= SET EXERCISE =
Find each line holding the word "Error" and give the number of such lines, nothing else.

-- START EXERCISE DATA --

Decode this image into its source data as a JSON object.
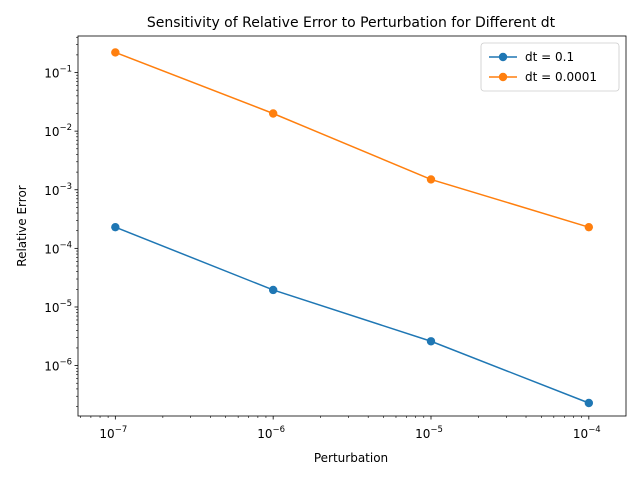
{
  "chart_data": {
    "type": "line",
    "title": "Sensitivity of Relative Error to Perturbation for Different dt",
    "xlabel": "Perturbation",
    "ylabel": "Relative Error",
    "xscale": "log",
    "yscale": "log",
    "x": [
      1e-07,
      1e-06,
      1e-05,
      0.0001
    ],
    "series": [
      {
        "name": "dt = 0.1",
        "color": "#1f77b4",
        "values": [
          0.00023,
          1.95e-05,
          2.6e-06,
          2.3e-07
        ]
      },
      {
        "name": "dt = 0.0001",
        "color": "#ff7f0e",
        "values": [
          0.22,
          0.02,
          0.0015,
          0.00023
        ]
      }
    ],
    "xticks": [
      {
        "value": 1e-07,
        "base": "10",
        "exp": "−7"
      },
      {
        "value": 1e-06,
        "base": "10",
        "exp": "−6"
      },
      {
        "value": 1e-05,
        "base": "10",
        "exp": "−5"
      },
      {
        "value": 0.0001,
        "base": "10",
        "exp": "−4"
      }
    ],
    "yticks": [
      {
        "value": 1e-06,
        "base": "10",
        "exp": "−6"
      },
      {
        "value": 1e-05,
        "base": "10",
        "exp": "−5"
      },
      {
        "value": 0.0001,
        "base": "10",
        "exp": "−4"
      },
      {
        "value": 0.001,
        "base": "10",
        "exp": "−3"
      },
      {
        "value": 0.01,
        "base": "10",
        "exp": "−2"
      },
      {
        "value": 0.1,
        "base": "10",
        "exp": "−1"
      }
    ],
    "xlim": [
      5.8e-08,
      0.000172
    ],
    "ylim": [
      1.38e-07,
      0.42
    ],
    "grid": false,
    "legend": "top-right"
  }
}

-- END EXERCISE DATA --

= EXERCISE SOLUTION =
2